*YOUR GOAL:*
Rewrite the lines below, swapping "bullet-dash" for "list-marker" everywhere and leaving everything else as it is.

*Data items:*
☆ ☆ ☆ ☆ ☆

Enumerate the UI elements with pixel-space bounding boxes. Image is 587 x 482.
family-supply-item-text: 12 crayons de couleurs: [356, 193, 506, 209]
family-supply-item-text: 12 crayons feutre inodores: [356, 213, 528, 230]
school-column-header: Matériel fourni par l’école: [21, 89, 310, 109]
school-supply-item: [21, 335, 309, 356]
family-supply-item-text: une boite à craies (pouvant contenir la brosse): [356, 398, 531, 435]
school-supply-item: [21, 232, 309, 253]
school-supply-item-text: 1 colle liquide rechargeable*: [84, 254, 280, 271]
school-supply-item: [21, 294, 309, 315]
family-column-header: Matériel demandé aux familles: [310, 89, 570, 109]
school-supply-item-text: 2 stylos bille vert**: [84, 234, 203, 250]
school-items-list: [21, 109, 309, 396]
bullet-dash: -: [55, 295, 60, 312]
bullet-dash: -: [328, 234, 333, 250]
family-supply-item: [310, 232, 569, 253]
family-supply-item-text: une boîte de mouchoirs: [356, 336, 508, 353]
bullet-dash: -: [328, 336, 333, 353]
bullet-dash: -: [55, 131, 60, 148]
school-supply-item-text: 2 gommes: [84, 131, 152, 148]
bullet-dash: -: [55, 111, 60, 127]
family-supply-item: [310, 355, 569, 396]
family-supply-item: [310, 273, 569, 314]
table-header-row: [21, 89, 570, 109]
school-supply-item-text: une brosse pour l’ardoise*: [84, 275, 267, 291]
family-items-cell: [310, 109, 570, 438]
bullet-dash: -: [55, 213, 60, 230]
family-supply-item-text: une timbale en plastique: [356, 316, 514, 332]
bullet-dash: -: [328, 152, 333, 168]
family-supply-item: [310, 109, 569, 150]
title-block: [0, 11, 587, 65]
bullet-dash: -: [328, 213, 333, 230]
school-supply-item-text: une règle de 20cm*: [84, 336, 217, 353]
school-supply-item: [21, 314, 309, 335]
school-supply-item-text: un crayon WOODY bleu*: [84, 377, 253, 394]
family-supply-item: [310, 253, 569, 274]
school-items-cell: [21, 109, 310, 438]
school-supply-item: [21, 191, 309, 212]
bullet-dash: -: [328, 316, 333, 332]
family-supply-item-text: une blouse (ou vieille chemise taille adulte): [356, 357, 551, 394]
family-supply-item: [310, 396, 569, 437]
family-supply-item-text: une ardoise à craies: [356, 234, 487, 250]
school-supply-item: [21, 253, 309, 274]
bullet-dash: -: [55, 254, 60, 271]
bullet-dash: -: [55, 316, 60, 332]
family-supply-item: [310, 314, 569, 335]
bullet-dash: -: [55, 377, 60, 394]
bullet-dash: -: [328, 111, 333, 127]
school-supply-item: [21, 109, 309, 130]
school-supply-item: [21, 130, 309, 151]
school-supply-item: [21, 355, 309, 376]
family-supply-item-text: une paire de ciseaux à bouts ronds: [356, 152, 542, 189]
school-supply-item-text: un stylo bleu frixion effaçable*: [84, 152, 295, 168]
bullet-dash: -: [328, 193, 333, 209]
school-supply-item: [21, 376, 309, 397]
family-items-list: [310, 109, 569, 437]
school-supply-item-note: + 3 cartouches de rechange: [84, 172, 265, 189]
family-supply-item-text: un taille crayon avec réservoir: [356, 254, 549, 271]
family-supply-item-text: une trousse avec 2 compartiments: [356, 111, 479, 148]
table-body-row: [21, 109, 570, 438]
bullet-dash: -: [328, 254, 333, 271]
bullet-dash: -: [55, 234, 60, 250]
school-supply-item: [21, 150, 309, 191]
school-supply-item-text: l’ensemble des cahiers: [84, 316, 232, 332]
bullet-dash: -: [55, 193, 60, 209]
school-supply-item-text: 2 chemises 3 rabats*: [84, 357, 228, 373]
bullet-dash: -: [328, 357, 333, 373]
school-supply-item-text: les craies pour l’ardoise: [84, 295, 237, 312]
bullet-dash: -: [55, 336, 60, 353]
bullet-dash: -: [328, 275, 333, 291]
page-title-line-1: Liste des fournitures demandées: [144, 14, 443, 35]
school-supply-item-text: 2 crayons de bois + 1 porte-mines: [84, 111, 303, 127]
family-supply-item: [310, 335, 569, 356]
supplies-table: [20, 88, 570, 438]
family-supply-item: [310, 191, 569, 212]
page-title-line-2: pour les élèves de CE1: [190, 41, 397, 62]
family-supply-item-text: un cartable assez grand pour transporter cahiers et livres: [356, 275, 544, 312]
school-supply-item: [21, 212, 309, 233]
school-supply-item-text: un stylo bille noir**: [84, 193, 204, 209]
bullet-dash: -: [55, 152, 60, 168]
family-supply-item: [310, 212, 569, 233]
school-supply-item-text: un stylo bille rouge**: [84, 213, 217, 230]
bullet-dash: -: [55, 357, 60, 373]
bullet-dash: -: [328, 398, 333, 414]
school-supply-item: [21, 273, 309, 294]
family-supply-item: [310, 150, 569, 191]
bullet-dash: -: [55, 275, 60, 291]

☆ ☆ ☆ ☆ ☆

*THE COMPLETED TASK:*
Enumerate the UI elements with pixel-space bounding boxes. Image is 587 x 482.
family-supply-item-text: 12 crayons de couleurs: [356, 193, 506, 209]
family-supply-item-text: 12 crayons feutre inodores: [356, 213, 528, 230]
school-column-header: Matériel fourni par l’école: [21, 89, 310, 109]
school-supply-item: [21, 335, 309, 356]
family-supply-item-text: une boite à craies (pouvant contenir la brosse): [356, 398, 531, 435]
school-supply-item: [21, 232, 309, 253]
school-supply-item-text: 1 colle liquide rechargeable*: [84, 254, 280, 271]
school-supply-item: [21, 294, 309, 315]
family-column-header: Matériel demandé aux familles: [310, 89, 570, 109]
school-supply-item-text: 2 stylos bille vert**: [84, 234, 203, 250]
school-items-list: [21, 109, 309, 396]
list-marker: -: [55, 295, 60, 312]
list-marker: -: [328, 234, 333, 250]
family-supply-item: [310, 232, 569, 253]
family-supply-item-text: une boîte de mouchoirs: [356, 336, 508, 353]
list-marker: -: [328, 336, 333, 353]
list-marker: -: [55, 131, 60, 148]
school-supply-item-text: 2 gommes: [84, 131, 152, 148]
list-marker: -: [55, 111, 60, 127]
family-supply-item: [310, 355, 569, 396]
family-supply-item: [310, 273, 569, 314]
table-header-row: [21, 89, 570, 109]
school-supply-item-text: une brosse pour l’ardoise*: [84, 275, 267, 291]
family-items-cell: [310, 109, 570, 438]
list-marker: -: [55, 213, 60, 230]
family-supply-item-text: une timbale en plastique: [356, 316, 514, 332]
list-marker: -: [328, 152, 333, 168]
family-supply-item: [310, 109, 569, 150]
title-block: [0, 11, 587, 65]
list-marker: -: [328, 213, 333, 230]
school-supply-item-text: une règle de 20cm*: [84, 336, 217, 353]
school-supply-item: [21, 314, 309, 335]
school-supply-item-text: un crayon WOODY bleu*: [84, 377, 253, 394]
family-supply-item: [310, 253, 569, 274]
school-items-cell: [21, 109, 310, 438]
school-supply-item: [21, 191, 309, 212]
list-marker: -: [328, 316, 333, 332]
family-supply-item-text: une blouse (ou vieille chemise taille adulte): [356, 357, 551, 394]
family-supply-item: [310, 396, 569, 437]
family-supply-item-text: une ardoise à craies: [356, 234, 487, 250]
school-supply-item: [21, 253, 309, 274]
list-marker: -: [55, 254, 60, 271]
list-marker: -: [55, 316, 60, 332]
family-supply-item: [310, 314, 569, 335]
list-marker: -: [55, 377, 60, 394]
list-marker: -: [328, 111, 333, 127]
school-supply-item: [21, 109, 309, 130]
school-supply-item: [21, 130, 309, 151]
school-supply-item: [21, 355, 309, 376]
family-supply-item-text: une paire de ciseaux à bouts ronds: [356, 152, 542, 189]
school-supply-item-text: un stylo bleu frixion effaçable*: [84, 152, 295, 168]
list-marker: -: [328, 193, 333, 209]
school-supply-item: [21, 376, 309, 397]
family-items-list: [310, 109, 569, 437]
school-supply-item-note: + 3 cartouches de rechange: [84, 172, 265, 189]
family-supply-item-text: un taille crayon avec réservoir: [356, 254, 549, 271]
family-supply-item-text: une trousse avec 2 compartiments: [356, 111, 479, 148]
table-body-row: [21, 109, 570, 438]
list-marker: -: [328, 254, 333, 271]
list-marker: -: [55, 234, 60, 250]
school-supply-item: [21, 150, 309, 191]
school-supply-item-text: l’ensemble des cahiers: [84, 316, 232, 332]
list-marker: -: [55, 193, 60, 209]
school-supply-item-text: 2 chemises 3 rabats*: [84, 357, 228, 373]
list-marker: -: [328, 357, 333, 373]
school-supply-item-text: les craies pour l’ardoise: [84, 295, 237, 312]
list-marker: -: [55, 336, 60, 353]
list-marker: -: [328, 275, 333, 291]
page-title-line-1: Liste des fournitures demandées: [144, 14, 443, 35]
school-supply-item-text: 2 crayons de bois + 1 porte-mines: [84, 111, 303, 127]
family-supply-item: [310, 335, 569, 356]
supplies-table: [20, 88, 570, 438]
family-supply-item: [310, 191, 569, 212]
page-title-line-2: pour les élèves de CE1: [190, 41, 397, 62]
family-supply-item-text: un cartable assez grand pour transporter cahiers et livres: [356, 275, 544, 312]
school-supply-item: [21, 212, 309, 233]
school-supply-item-text: un stylo bille noir**: [84, 193, 204, 209]
list-marker: -: [55, 152, 60, 168]
family-supply-item: [310, 212, 569, 233]
school-supply-item-text: un stylo bille rouge**: [84, 213, 217, 230]
list-marker: -: [55, 357, 60, 373]
list-marker: -: [328, 398, 333, 414]
school-supply-item: [21, 273, 309, 294]
family-supply-item: [310, 150, 569, 191]
list-marker: -: [55, 275, 60, 291]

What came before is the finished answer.